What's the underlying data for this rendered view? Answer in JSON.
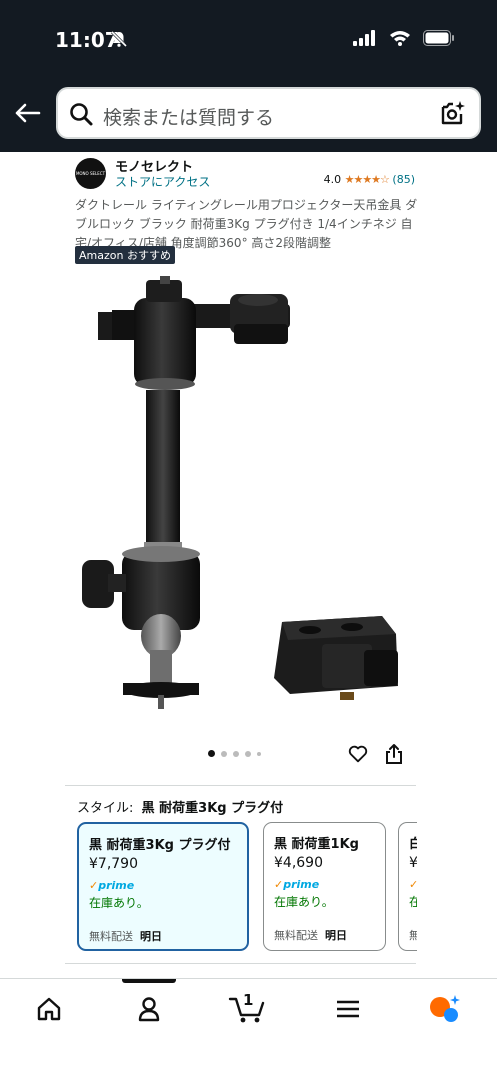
{
  "status": {
    "time": "11:07"
  },
  "search": {
    "placeholder": "検索または質問する"
  },
  "brand": {
    "name": "モノセレクト",
    "logo_text": "MONO SELECT",
    "visit_label": "ストアにアクセス",
    "rating": "4.0",
    "stars": "★★★★☆",
    "review_count": "(85)"
  },
  "product": {
    "title": "ダクトレール ライティングレール用プロジェクター天吊金具 ダブルロック ブラック 耐荷重3Kg プラグ付き 1/4インチネジ 自宅/オフィス/店舗 角度調節360° 高さ2段階調整",
    "badge": "Amazon おすすめ",
    "image_count": 5,
    "active_image": 1
  },
  "style": {
    "label": "スタイル:",
    "selected": "黒 耐荷重3Kg プラグ付",
    "options": [
      {
        "name": "黒 耐荷重3Kg プラグ付",
        "price": "¥7,790",
        "prime": "prime",
        "stock": "在庫あり。",
        "ship_prefix": "無料配送",
        "ship_day": "明日",
        "selected": true
      },
      {
        "name": "黒 耐荷重1Kg",
        "price": "¥4,690",
        "prime": "prime",
        "stock": "在庫あり。",
        "ship_prefix": "無料配送",
        "ship_day": "明日",
        "selected": false
      },
      {
        "name": "白",
        "price": "¥",
        "prime": "",
        "stock": "在",
        "ship_prefix": "無",
        "ship_day": "",
        "selected": false
      }
    ]
  },
  "tabbar": {
    "cart_count": "1",
    "active_tab": "account"
  },
  "colors": {
    "header_bg": "#131a22",
    "link": "#007185",
    "star": "#de7921",
    "prime": "#00a8e1",
    "in_stock": "#007600",
    "selected_border": "#2162a1",
    "rufus_orange": "#ff6a00",
    "rufus_blue": "#1a8cff"
  }
}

STATED EXERCISE | Work through the listing above and report how many lines include the string "name", with no other text.

THE OUTPUT | 4